Records from a collection

==============================

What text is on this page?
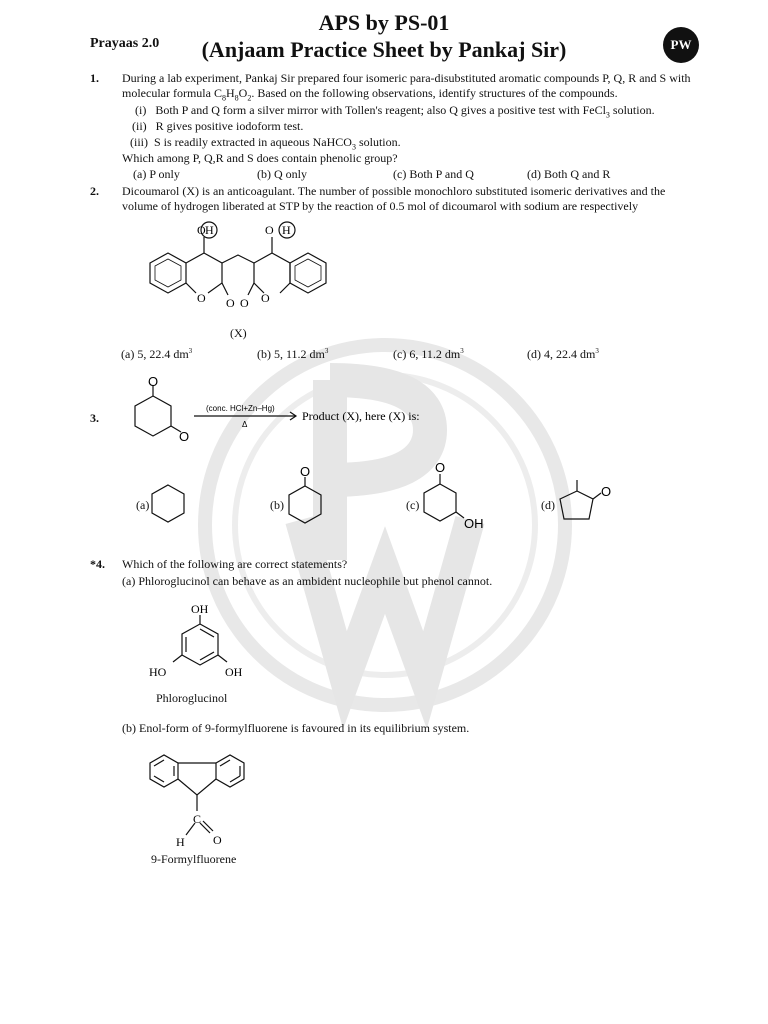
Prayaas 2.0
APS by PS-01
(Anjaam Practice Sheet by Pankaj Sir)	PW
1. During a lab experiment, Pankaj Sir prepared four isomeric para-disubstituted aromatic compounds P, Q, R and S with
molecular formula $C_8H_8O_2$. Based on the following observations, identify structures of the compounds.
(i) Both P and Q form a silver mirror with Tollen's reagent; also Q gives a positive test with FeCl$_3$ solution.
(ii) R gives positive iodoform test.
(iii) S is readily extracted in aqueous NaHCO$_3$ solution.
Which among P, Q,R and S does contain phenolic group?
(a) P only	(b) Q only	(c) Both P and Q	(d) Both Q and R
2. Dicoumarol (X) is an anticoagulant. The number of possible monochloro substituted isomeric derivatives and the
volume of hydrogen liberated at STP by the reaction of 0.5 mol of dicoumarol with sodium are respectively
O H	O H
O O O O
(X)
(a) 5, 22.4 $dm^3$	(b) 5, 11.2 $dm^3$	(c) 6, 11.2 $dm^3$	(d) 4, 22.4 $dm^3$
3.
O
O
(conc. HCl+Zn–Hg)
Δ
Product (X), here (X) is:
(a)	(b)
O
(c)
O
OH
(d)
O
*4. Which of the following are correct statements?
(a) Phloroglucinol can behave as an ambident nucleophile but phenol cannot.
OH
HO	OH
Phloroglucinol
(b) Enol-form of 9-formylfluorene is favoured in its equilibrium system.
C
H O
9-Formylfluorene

==============================

▶ _STATED PROBLEM_: Copy each line of the data above that holds "with".

▶ _EXERCISE ANSWER_:
1. During a lab experiment, Pankaj Sir prepared four isomeric para-disubstituted aromatic compounds P, Q, R and S with
(i) Both P and Q form a silver mirror with Tollen's reagent; also Q gives a positive test with FeCl$_3$ solution.
volume of hydrogen liberated at STP by the reaction of 0.5 mol of dicoumarol with sodium are respectively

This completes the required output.